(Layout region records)
---*---
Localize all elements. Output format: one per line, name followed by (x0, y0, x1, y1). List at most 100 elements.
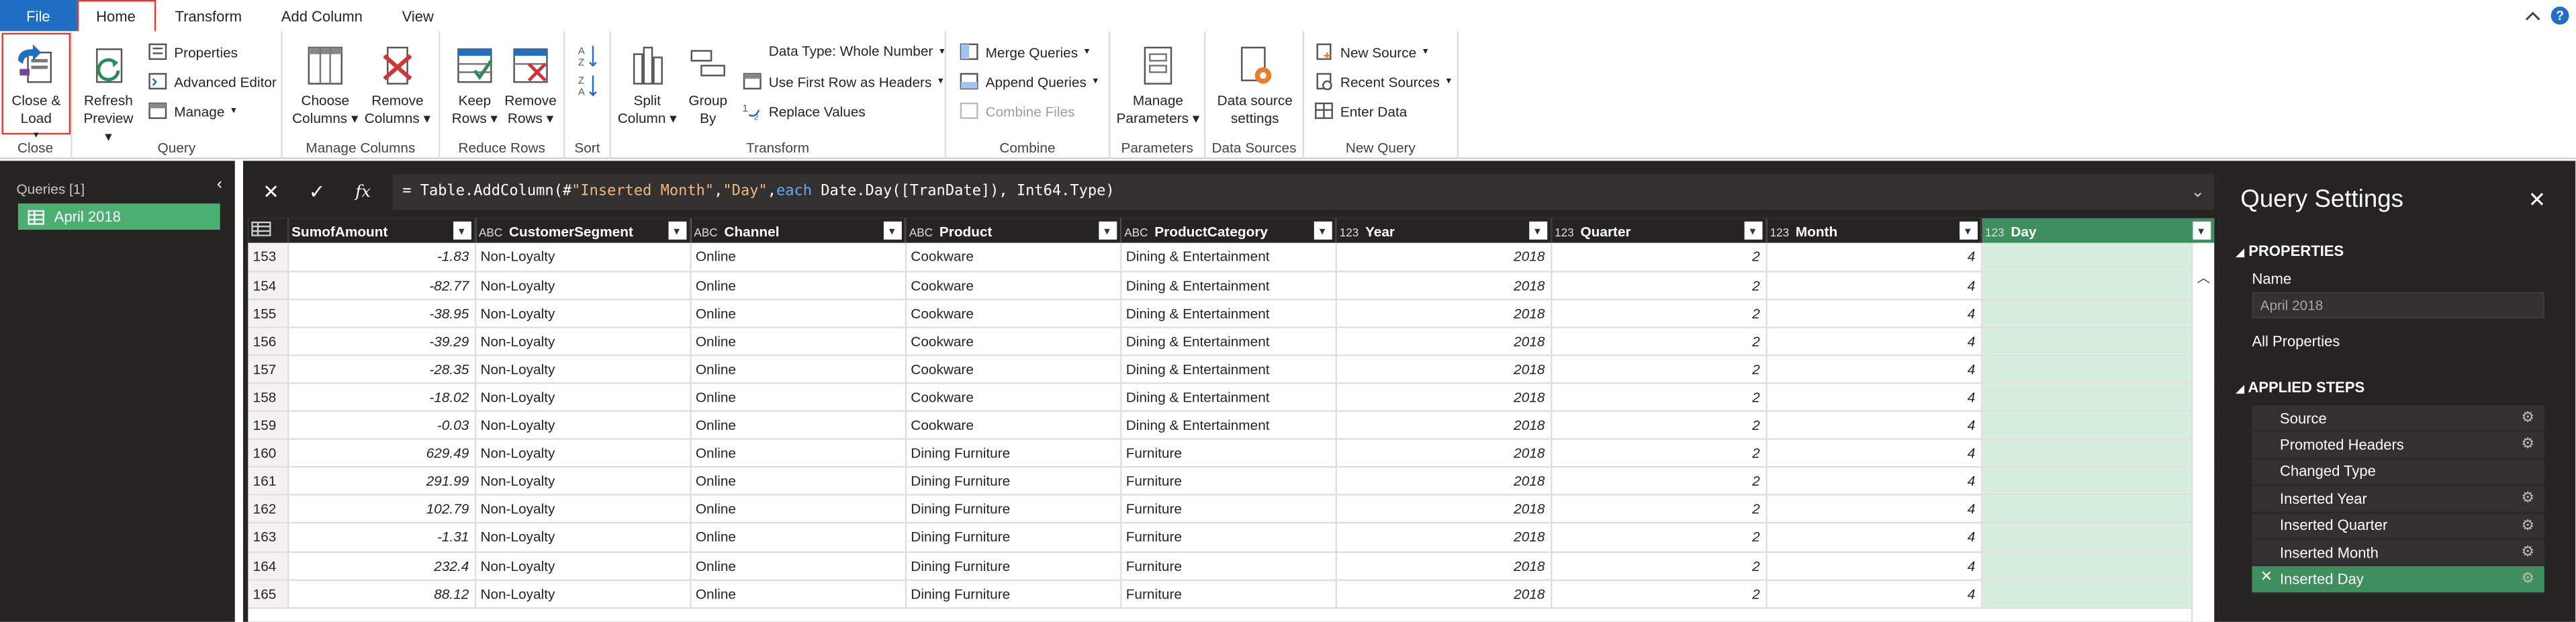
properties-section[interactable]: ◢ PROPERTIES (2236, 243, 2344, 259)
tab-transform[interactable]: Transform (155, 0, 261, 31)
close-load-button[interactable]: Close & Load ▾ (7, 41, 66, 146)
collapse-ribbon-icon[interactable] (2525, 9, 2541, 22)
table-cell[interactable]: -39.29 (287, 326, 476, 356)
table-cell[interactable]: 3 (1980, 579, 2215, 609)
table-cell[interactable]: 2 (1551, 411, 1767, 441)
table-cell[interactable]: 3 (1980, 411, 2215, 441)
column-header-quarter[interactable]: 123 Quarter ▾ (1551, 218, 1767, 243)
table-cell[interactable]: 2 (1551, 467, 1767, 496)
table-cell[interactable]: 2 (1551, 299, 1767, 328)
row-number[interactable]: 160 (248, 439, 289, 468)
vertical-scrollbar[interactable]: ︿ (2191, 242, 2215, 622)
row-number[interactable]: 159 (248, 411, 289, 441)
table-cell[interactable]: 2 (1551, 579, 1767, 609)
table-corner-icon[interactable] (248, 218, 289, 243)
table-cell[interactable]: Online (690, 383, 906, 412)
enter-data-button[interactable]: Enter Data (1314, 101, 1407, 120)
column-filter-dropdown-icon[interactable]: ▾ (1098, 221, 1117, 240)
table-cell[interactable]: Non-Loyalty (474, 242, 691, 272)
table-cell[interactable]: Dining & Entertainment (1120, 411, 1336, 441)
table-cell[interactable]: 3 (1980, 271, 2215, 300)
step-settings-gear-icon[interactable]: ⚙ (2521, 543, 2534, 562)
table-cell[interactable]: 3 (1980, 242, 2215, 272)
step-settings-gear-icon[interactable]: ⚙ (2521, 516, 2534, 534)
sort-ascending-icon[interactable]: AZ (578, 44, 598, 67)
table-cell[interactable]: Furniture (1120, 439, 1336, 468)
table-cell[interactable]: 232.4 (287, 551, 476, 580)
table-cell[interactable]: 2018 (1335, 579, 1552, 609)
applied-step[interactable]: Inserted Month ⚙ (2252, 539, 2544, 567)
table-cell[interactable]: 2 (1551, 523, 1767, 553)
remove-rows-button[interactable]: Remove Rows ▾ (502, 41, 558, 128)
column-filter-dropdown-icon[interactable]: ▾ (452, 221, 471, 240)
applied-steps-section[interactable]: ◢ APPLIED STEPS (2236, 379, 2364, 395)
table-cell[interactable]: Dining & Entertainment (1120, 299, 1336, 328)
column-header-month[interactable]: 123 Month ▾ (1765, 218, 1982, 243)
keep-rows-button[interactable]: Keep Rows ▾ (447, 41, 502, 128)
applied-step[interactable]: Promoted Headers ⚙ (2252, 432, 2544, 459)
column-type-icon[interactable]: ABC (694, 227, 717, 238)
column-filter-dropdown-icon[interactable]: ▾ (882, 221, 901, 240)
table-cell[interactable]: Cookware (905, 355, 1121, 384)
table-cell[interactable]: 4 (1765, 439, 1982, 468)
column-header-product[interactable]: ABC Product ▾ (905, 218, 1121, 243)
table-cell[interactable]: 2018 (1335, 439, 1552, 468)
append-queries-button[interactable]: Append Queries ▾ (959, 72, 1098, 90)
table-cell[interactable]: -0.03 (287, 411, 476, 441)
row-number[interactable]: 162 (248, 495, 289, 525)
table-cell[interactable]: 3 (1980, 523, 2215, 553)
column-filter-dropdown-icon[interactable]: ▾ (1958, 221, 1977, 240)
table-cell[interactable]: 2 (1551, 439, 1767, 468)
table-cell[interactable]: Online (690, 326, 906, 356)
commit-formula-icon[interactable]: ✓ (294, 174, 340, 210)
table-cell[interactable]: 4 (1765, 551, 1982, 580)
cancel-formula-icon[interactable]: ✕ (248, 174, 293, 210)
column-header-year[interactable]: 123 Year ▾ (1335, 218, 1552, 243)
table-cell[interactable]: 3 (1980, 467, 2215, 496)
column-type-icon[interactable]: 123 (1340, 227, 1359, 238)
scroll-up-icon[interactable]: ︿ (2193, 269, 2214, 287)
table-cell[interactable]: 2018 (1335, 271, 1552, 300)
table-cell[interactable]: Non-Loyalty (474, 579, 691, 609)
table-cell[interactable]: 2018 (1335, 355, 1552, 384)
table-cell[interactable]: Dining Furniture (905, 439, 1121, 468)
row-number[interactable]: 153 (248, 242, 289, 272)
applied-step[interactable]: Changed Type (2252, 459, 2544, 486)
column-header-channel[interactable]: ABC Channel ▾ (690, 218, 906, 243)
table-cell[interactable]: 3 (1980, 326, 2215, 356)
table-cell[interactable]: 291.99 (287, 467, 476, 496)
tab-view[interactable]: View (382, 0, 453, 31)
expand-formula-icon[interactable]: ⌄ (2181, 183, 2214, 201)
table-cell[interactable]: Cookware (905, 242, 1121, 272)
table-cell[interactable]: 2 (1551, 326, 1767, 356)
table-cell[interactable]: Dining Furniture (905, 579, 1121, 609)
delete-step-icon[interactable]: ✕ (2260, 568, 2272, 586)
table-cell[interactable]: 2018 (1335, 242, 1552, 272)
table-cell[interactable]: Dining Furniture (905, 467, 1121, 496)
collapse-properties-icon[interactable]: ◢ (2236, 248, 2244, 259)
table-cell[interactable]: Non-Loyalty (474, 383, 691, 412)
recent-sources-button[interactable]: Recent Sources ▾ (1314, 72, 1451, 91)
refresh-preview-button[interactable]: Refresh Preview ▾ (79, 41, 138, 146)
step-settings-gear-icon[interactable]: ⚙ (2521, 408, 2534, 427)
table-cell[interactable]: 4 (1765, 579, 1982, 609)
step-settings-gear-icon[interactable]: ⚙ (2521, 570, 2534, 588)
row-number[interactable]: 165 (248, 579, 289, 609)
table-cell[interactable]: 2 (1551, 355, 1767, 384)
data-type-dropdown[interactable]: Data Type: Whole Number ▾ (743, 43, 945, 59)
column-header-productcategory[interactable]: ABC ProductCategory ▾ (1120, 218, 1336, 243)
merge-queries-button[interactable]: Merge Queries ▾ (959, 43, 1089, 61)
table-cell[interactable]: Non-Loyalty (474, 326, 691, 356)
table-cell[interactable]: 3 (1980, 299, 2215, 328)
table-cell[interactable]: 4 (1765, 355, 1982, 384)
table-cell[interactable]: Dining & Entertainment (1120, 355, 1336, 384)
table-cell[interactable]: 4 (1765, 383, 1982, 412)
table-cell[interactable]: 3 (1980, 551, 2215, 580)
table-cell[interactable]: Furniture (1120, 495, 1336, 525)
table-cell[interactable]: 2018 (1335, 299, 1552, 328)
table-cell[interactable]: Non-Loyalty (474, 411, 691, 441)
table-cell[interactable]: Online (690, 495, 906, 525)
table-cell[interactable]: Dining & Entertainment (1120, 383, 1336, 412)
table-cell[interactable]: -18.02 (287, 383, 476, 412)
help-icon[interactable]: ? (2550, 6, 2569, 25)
---*---
> **WRITTEN REQUEST**:
In the data, starting at the line that contains "properties-section[interactable]: ◢ PROPERTIES" and ending at the line that contains "table-cell[interactable]: 2 (1551, 579, 1767, 609)", swap "row-number" for "row-index" and write out only those lines, leaving everything else unchanged.

> **FINISHED EXERCISE**:
properties-section[interactable]: ◢ PROPERTIES (2236, 243, 2344, 259)
tab-transform[interactable]: Transform (155, 0, 261, 31)
close-load-button[interactable]: Close & Load ▾ (7, 41, 66, 146)
collapse-ribbon-icon[interactable] (2525, 9, 2541, 22)
table-cell[interactable]: -39.29 (287, 326, 476, 356)
table-cell[interactable]: 3 (1980, 579, 2215, 609)
table-cell[interactable]: 2 (1551, 411, 1767, 441)
table-cell[interactable]: 3 (1980, 411, 2215, 441)
column-header-quarter[interactable]: 123 Quarter ▾ (1551, 218, 1767, 243)
table-cell[interactable]: 2 (1551, 467, 1767, 496)
table-cell[interactable]: 2 (1551, 299, 1767, 328)
row-index[interactable]: 160 (248, 439, 289, 468)
vertical-scrollbar[interactable]: ︿ (2191, 242, 2215, 622)
row-index[interactable]: 159 (248, 411, 289, 441)
table-cell[interactable]: 2 (1551, 579, 1767, 609)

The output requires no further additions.